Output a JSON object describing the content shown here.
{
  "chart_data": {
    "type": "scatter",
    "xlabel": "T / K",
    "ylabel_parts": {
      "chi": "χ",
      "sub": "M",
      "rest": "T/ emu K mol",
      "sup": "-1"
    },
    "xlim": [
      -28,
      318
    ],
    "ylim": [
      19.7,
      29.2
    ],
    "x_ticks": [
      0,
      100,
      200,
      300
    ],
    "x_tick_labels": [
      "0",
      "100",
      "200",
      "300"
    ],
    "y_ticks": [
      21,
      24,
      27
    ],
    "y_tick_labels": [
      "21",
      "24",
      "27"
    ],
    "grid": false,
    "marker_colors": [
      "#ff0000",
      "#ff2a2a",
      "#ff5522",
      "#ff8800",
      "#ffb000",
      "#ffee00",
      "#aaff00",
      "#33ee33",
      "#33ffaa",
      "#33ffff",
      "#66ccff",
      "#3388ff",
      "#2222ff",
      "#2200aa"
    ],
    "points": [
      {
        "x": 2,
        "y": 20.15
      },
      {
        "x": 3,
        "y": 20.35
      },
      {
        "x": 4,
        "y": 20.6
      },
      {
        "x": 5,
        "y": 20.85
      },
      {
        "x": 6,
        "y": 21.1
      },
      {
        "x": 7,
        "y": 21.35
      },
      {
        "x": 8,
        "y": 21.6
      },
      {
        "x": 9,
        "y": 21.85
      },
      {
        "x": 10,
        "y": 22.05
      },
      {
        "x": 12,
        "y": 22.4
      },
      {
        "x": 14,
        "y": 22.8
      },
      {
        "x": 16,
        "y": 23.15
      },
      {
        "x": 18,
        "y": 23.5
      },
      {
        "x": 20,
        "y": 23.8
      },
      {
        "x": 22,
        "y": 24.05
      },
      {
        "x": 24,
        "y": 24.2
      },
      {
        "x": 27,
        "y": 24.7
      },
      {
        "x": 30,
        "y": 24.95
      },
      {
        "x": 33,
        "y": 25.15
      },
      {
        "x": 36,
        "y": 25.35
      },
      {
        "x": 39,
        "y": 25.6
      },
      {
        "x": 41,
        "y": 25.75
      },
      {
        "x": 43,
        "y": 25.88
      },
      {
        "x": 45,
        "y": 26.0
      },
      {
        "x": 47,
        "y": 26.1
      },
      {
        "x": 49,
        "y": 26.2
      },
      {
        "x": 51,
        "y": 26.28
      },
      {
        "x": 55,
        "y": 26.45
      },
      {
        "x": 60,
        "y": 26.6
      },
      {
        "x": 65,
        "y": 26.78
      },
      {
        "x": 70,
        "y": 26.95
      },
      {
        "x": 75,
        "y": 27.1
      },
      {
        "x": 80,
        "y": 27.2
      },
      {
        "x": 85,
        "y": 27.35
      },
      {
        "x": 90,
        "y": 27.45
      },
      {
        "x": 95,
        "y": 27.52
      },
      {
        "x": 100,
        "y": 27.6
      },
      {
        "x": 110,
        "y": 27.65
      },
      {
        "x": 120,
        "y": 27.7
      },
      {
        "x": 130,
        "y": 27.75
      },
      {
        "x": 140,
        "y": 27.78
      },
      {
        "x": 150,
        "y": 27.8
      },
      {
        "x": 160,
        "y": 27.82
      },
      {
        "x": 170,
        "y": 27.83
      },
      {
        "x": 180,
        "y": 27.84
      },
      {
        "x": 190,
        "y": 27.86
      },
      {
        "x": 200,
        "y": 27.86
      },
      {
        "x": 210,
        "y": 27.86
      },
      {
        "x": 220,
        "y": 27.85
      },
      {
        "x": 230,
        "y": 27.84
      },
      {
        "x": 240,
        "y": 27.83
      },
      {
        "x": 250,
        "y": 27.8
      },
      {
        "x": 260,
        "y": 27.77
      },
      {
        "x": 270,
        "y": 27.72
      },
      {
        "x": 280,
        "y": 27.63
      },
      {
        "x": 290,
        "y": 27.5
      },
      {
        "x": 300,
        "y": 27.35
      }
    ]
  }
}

◇ ◇ ◇ ◇

** Exercise aim **
Take the listing above and set it down exactly.

** Result **
Output a JSON object describing the content shown here.
{
  "chart_data": {
    "type": "scatter",
    "xlabel": "T / K",
    "ylabel_parts": {
      "chi": "χ",
      "sub": "M",
      "rest": "T/ emu K mol",
      "sup": "-1"
    },
    "xlim": [
      -28,
      318
    ],
    "ylim": [
      19.7,
      29.2
    ],
    "x_ticks": [
      0,
      100,
      200,
      300
    ],
    "x_tick_labels": [
      "0",
      "100",
      "200",
      "300"
    ],
    "y_ticks": [
      21,
      24,
      27
    ],
    "y_tick_labels": [
      "21",
      "24",
      "27"
    ],
    "grid": false,
    "marker_colors": [
      "#ff0000",
      "#ff2a2a",
      "#ff5522",
      "#ff8800",
      "#ffb000",
      "#ffee00",
      "#aaff00",
      "#33ee33",
      "#33ffaa",
      "#33ffff",
      "#66ccff",
      "#3388ff",
      "#2222ff",
      "#2200aa"
    ],
    "points": [
      {
        "x": 2,
        "y": 20.15
      },
      {
        "x": 3,
        "y": 20.35
      },
      {
        "x": 4,
        "y": 20.6
      },
      {
        "x": 5,
        "y": 20.85
      },
      {
        "x": 6,
        "y": 21.1
      },
      {
        "x": 7,
        "y": 21.35
      },
      {
        "x": 8,
        "y": 21.6
      },
      {
        "x": 9,
        "y": 21.85
      },
      {
        "x": 10,
        "y": 22.05
      },
      {
        "x": 12,
        "y": 22.4
      },
      {
        "x": 14,
        "y": 22.8
      },
      {
        "x": 16,
        "y": 23.15
      },
      {
        "x": 18,
        "y": 23.5
      },
      {
        "x": 20,
        "y": 23.8
      },
      {
        "x": 22,
        "y": 24.05
      },
      {
        "x": 24,
        "y": 24.2
      },
      {
        "x": 27,
        "y": 24.7
      },
      {
        "x": 30,
        "y": 24.95
      },
      {
        "x": 33,
        "y": 25.15
      },
      {
        "x": 36,
        "y": 25.35
      },
      {
        "x": 39,
        "y": 25.6
      },
      {
        "x": 41,
        "y": 25.75
      },
      {
        "x": 43,
        "y": 25.88
      },
      {
        "x": 45,
        "y": 26.0
      },
      {
        "x": 47,
        "y": 26.1
      },
      {
        "x": 49,
        "y": 26.2
      },
      {
        "x": 51,
        "y": 26.28
      },
      {
        "x": 55,
        "y": 26.45
      },
      {
        "x": 60,
        "y": 26.6
      },
      {
        "x": 65,
        "y": 26.78
      },
      {
        "x": 70,
        "y": 26.95
      },
      {
        "x": 75,
        "y": 27.1
      },
      {
        "x": 80,
        "y": 27.2
      },
      {
        "x": 85,
        "y": 27.35
      },
      {
        "x": 90,
        "y": 27.45
      },
      {
        "x": 95,
        "y": 27.52
      },
      {
        "x": 100,
        "y": 27.6
      },
      {
        "x": 110,
        "y": 27.65
      },
      {
        "x": 120,
        "y": 27.7
      },
      {
        "x": 130,
        "y": 27.75
      },
      {
        "x": 140,
        "y": 27.78
      },
      {
        "x": 150,
        "y": 27.8
      },
      {
        "x": 160,
        "y": 27.82
      },
      {
        "x": 170,
        "y": 27.83
      },
      {
        "x": 180,
        "y": 27.84
      },
      {
        "x": 190,
        "y": 27.86
      },
      {
        "x": 200,
        "y": 27.86
      },
      {
        "x": 210,
        "y": 27.86
      },
      {
        "x": 220,
        "y": 27.85
      },
      {
        "x": 230,
        "y": 27.84
      },
      {
        "x": 240,
        "y": 27.83
      },
      {
        "x": 250,
        "y": 27.8
      },
      {
        "x": 260,
        "y": 27.77
      },
      {
        "x": 270,
        "y": 27.72
      },
      {
        "x": 280,
        "y": 27.63
      },
      {
        "x": 290,
        "y": 27.5
      },
      {
        "x": 300,
        "y": 27.35
      }
    ]
  }
}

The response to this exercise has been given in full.